* [STATED GOAL]: Please transcribe the data that follows without the pictures, keeping every word the same.
=== EXERCISE MATERIAL ===
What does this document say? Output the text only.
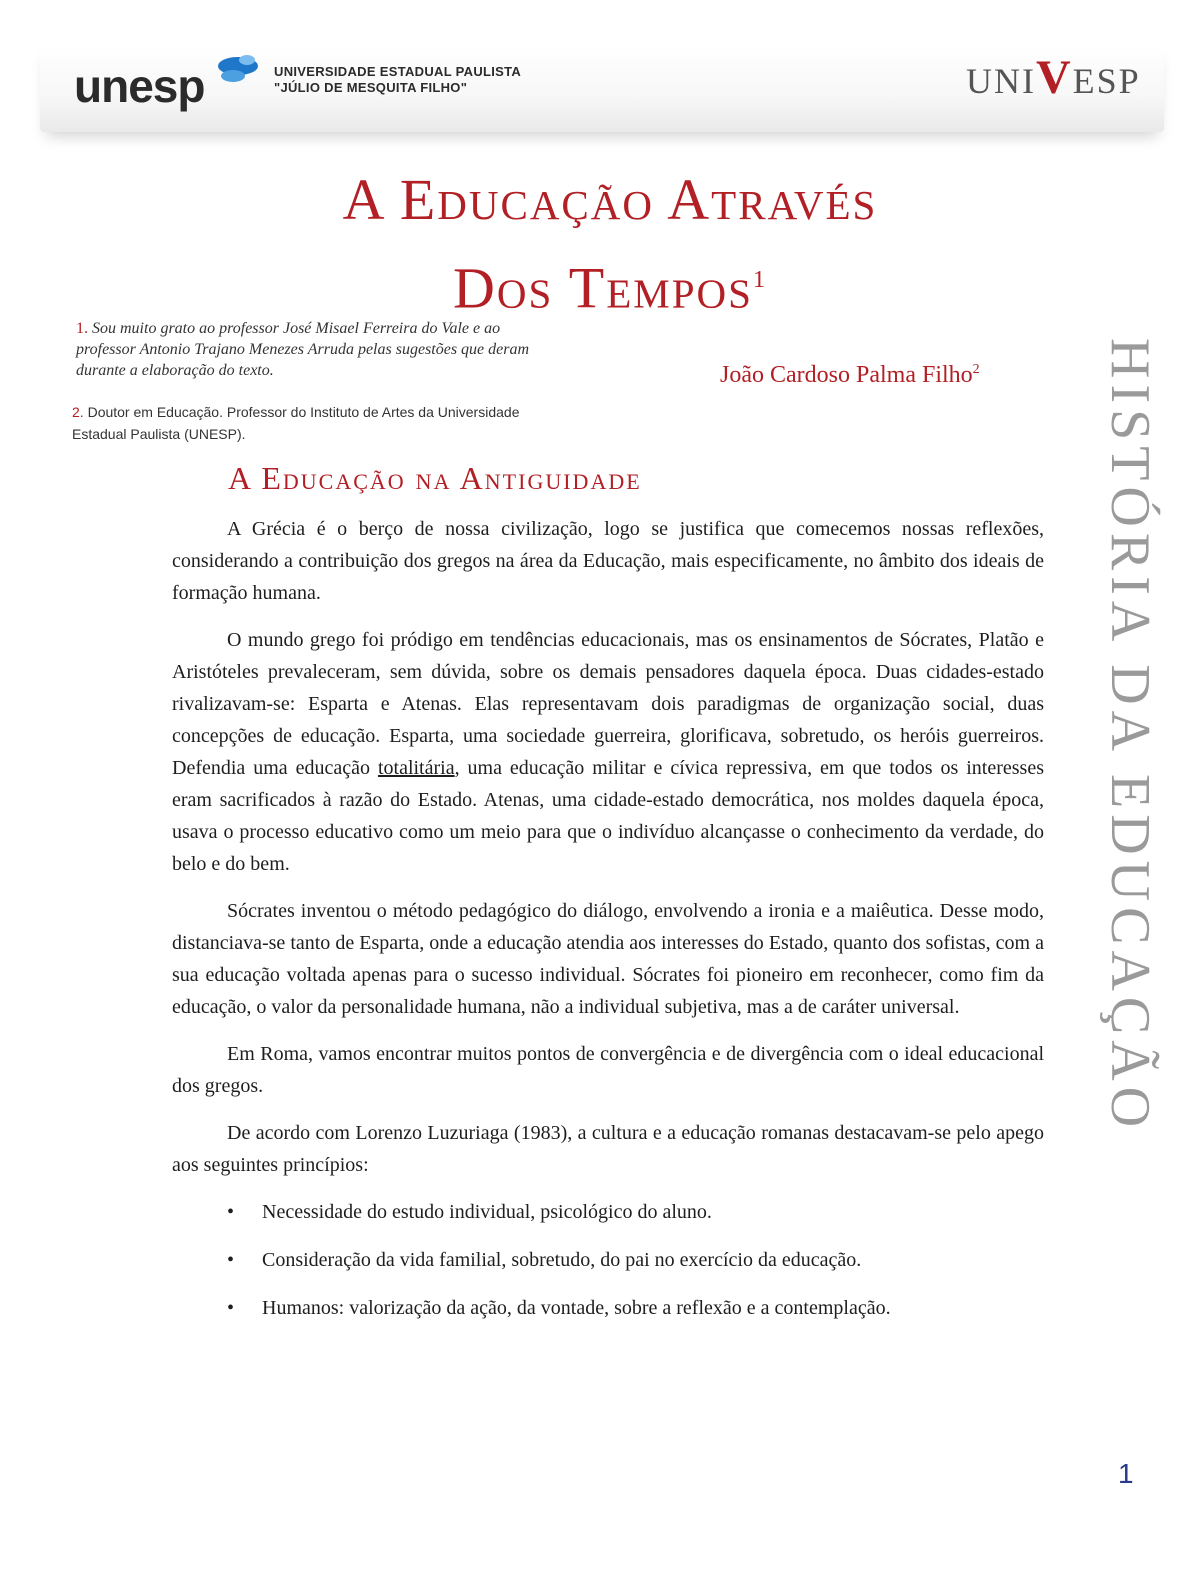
unesp	UNIVERSIDADE ESTADUAL PAULISTA
"JÚLIO DE MESQUITA FILHO"	UNIVESP
A Educação Através
Dos Tempos$^1$
1. Sou muito grato ao professor José Misael Ferreira do Vale e ao professor Antonio Trajano Menezes Arruda pelas sugestões que deram durante a elaboração do texto.
2. Doutor em Educação. Professor do Instituto de Artes da Universidade Estadual Paulista (UNESP).
João Cardoso Palma Filho$^2$ HISTÓRIA DA EDUCAÇÃO
A Educação na Antiguidade

A Grécia é o berço de nossa civilização, logo se justifica que comecemos nossas reflexões, considerando a contribuição dos gregos na área da Educação, mais especificamente, no âmbito dos ideais de formação humana.

O mundo grego foi pródigo em tendências educacionais, mas os ensinamentos de Sócrates, Platão e Aristóteles prevaleceram, sem dúvida, sobre os demais pensadores daquela época. Duas cidades-estado rivalizavam-se: Esparta e Atenas. Elas representavam dois paradigmas de organização social, duas concepções de educação. Esparta, uma sociedade guerreira, glorificava, sobretudo, os heróis guerreiros. Defendia uma educação totalitária, uma educação militar e cívica repressiva, em que todos os interesses eram sacrificados à razão do Estado. Atenas, uma cidade-estado democrática, nos moldes daquela época, usava o processo educativo como um meio para que o indivíduo alcançasse o conhecimento da verdade, do belo e do bem.

Sócrates inventou o método pedagógico do diálogo, envolvendo a ironia e a maiêutica. Desse modo, distanciava-se tanto de Esparta, onde a educação atendia aos interesses do Estado, quanto dos sofistas, com a sua educação voltada apenas para o sucesso individual. Sócrates foi pioneiro em reconhecer, como fim da educação, o valor da personalidade humana, não a individual subjetiva, mas a de caráter universal.

Em Roma, vamos encontrar muitos pontos de convergência e de divergência com o ideal educacional dos gregos.

De acordo com Lorenzo Luzuriaga (1983), a cultura e a educação romanas destacavam-se pelo apego aos seguintes princípios:

• Necessidade do estudo individual, psicológico do aluno.
• Consideração da vida familial, sobretudo, do pai no exercício da educação.
• Humanos: valorização da ação, da vontade, sobre a reflexão e a contemplação.
1
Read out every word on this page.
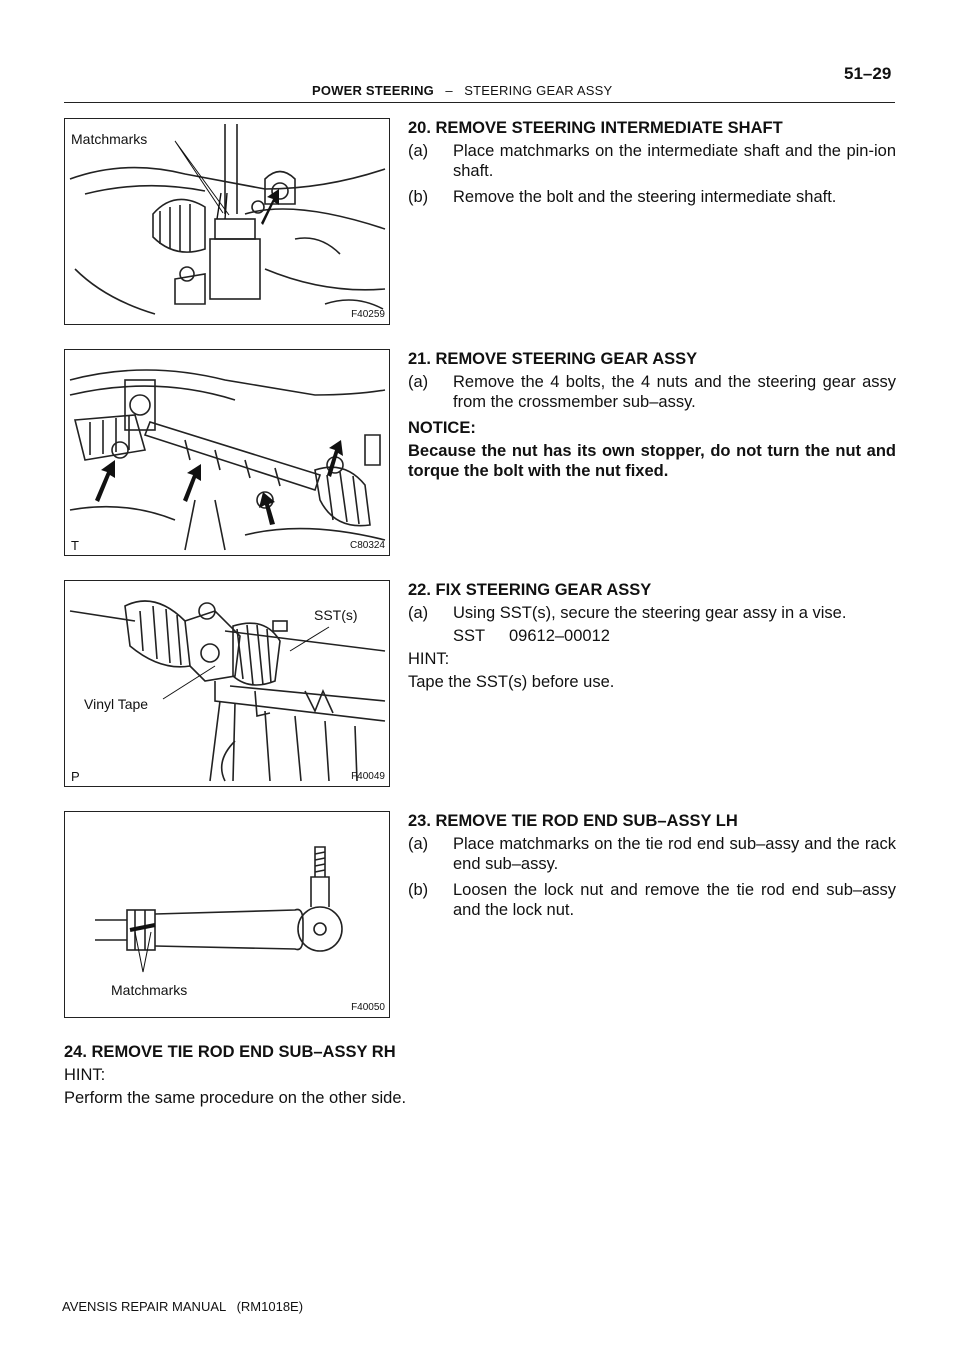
51–29
POWER STEERING – STEERING GEAR ASSY
Matchmarks
F40259
T	C80324
SST(s)
Vinyl Tape
P	F40049
Matchmarks
F40050
20. REMOVE STEERING INTERMEDIATE SHAFT
(a) Place matchmarks on the intermediate shaft and the pin-ion shaft.
(b) Remove the bolt and the steering intermediate shaft.
21. REMOVE STEERING GEAR ASSY
(a) Remove the 4 bolts, the 4 nuts and the steering gear assy from the crossmember sub–assy.
NOTICE:
Because the nut has its own stopper, do not turn the nut and torque the bolt with the nut fixed.
22. FIX STEERING GEAR ASSY
(a) Using SST(s), secure the steering gear assy in a vise.
SST 09612–00012
HINT:
Tape the SST(s) before use.
23. REMOVE TIE ROD END SUB–ASSY LH
(a) Place matchmarks on the tie rod end sub–assy and the rack end sub–assy.
(b) Loosen the lock nut and remove the tie rod end sub–assy and the lock nut.
24. REMOVE TIE ROD END SUB–ASSY RH
HINT:
Perform the same procedure on the other side.
AVENSIS REPAIR MANUAL   (RM1018E)
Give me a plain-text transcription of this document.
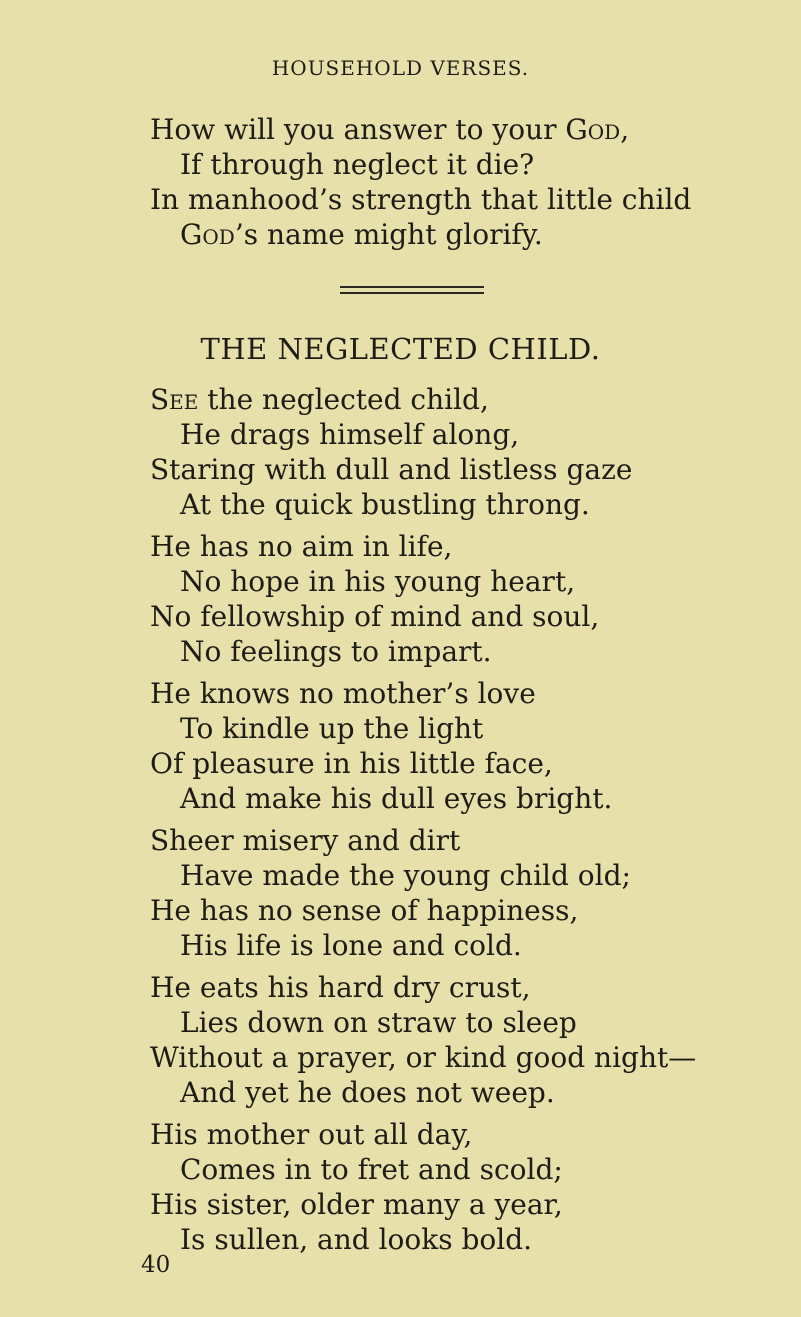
HOUSEHOLD VERSES.
How will you answer to your God,
If through neglect it die?
In manhood’s strength that little child
God’s name might glorify.
THE NEGLECTED CHILD.
See the neglected child,
He drags himself along,
Staring with dull and listless gaze
At the quick bustling throng.
He has no aim in life,
No hope in his young heart,
No fellowship of mind and soul,
No feelings to impart.
He knows no mother’s love
To kindle up the light
Of pleasure in his little face,
And make his dull eyes bright.
Sheer misery and dirt
Have made the young child old;
He has no sense of happiness,
His life is lone and cold.
He eats his hard dry crust,
Lies down on straw to sleep
Without a prayer, or kind good night—
And yet he does not weep.
His mother out all day,
Comes in to fret and scold;
His sister, older many a year,
Is sullen, and looks bold.
40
===
* [OUTPUT OF THE EXERCISE]:
What does this document say? Output the text only.
unesp	UNIVERSIDADE ESTADUAL PAULISTA
"JÚLIO DE MESQUITA FILHO"	UNIVESP
A Educação Através
Dos Tempos$^1$
1. Sou muito grato ao professor José Misael Ferreira do Vale e ao professor Antonio Trajano Menezes Arruda pelas sugestões que deram durante a elaboração do texto.
2. Doutor em Educação. Professor do Instituto de Artes da Universidade Estadual Paulista (UNESP).
João Cardoso Palma Filho$^2$ HISTÓRIA DA EDUCAÇÃO
A Educação na Antiguidade

A Grécia é o berço de nossa civilização, logo se justifica que comecemos nossas reflexões, considerando a contribuição dos gregos na área da Educação, mais especificamente, no âmbito dos ideais de formação humana.

O mundo grego foi pródigo em tendências educacionais, mas os ensinamentos de Sócrates, Platão e Aristóteles prevaleceram, sem dúvida, sobre os demais pensadores daquela época. Duas cidades-estado rivalizavam-se: Esparta e Atenas. Elas representavam dois paradigmas de organização social, duas concepções de educação. Esparta, uma sociedade guerreira, glorificava, sobretudo, os heróis guerreiros. Defendia uma educação totalitária, uma educação militar e cívica repressiva, em que todos os interesses eram sacrificados à razão do Estado. Atenas, uma cidade-estado democrática, nos moldes daquela época, usava o processo educativo como um meio para que o indivíduo alcançasse o conhecimento da verdade, do belo e do bem.

Sócrates inventou o método pedagógico do diálogo, envolvendo a ironia e a maiêutica. Desse modo, distanciava-se tanto de Esparta, onde a educação atendia aos interesses do Estado, quanto dos sofistas, com a sua educação voltada apenas para o sucesso individual. Sócrates foi pioneiro em reconhecer, como fim da educação, o valor da personalidade humana, não a individual subjetiva, mas a de caráter universal.

Em Roma, vamos encontrar muitos pontos de convergência e de divergência com o ideal educacional dos gregos.

De acordo com Lorenzo Luzuriaga (1983), a cultura e a educação romanas destacavam-se pelo apego aos seguintes princípios:

• Necessidade do estudo individual, psicológico do aluno.
• Consideração da vida familial, sobretudo, do pai no exercício da educação.
• Humanos: valorização da ação, da vontade, sobre a reflexão e a contemplação.
1
Read out every word on this page.
51–29
POWER STEERING – STEERING GEAR ASSY
Matchmarks
F40259
T	C80324
SST(s)
Vinyl Tape
P	F40049
Matchmarks
F40050
20. REMOVE STEERING INTERMEDIATE SHAFT
(a) Place matchmarks on the intermediate shaft and the pin-ion shaft.
(b) Remove the bolt and the steering intermediate shaft.
21. REMOVE STEERING GEAR ASSY
(a) Remove the 4 bolts, the 4 nuts and the steering gear assy from the crossmember sub–assy.
NOTICE:
Because the nut has its own stopper, do not turn the nut and torque the bolt with the nut fixed.
22. FIX STEERING GEAR ASSY
(a) Using SST(s), secure the steering gear assy in a vise.
SST 09612–00012
HINT:
Tape the SST(s) before use.
23. REMOVE TIE ROD END SUB–ASSY LH
(a) Place matchmarks on the tie rod end sub–assy and the rack end sub–assy.
(b) Loosen the lock nut and remove the tie rod end sub–assy and the lock nut.
24. REMOVE TIE ROD END SUB–ASSY RH
HINT:
Perform the same procedure on the other side.
AVENSIS REPAIR MANUAL   (RM1018E)
Give me a plain-text transcription of this document.
HOUSEHOLD VERSES.
How will you answer to your God,
If through neglect it die?
In manhood’s strength that little child
God’s name might glorify.
THE NEGLECTED CHILD.
See the neglected child,
He drags himself along,
Staring with dull and listless gaze
At the quick bustling throng.
He has no aim in life,
No hope in his young heart,
No fellowship of mind and soul,
No feelings to impart.
He knows no mother’s love
To kindle up the light
Of pleasure in his little face,
And make his dull eyes bright.
Sheer misery and dirt
Have made the young child old;
He has no sense of happiness,
His life is lone and cold.
He eats his hard dry crust,
Lies down on straw to sleep
Without a prayer, or kind good night—
And yet he does not weep.
His mother out all day,
Comes in to fret and scold;
His sister, older many a year,
Is sullen, and looks bold.
40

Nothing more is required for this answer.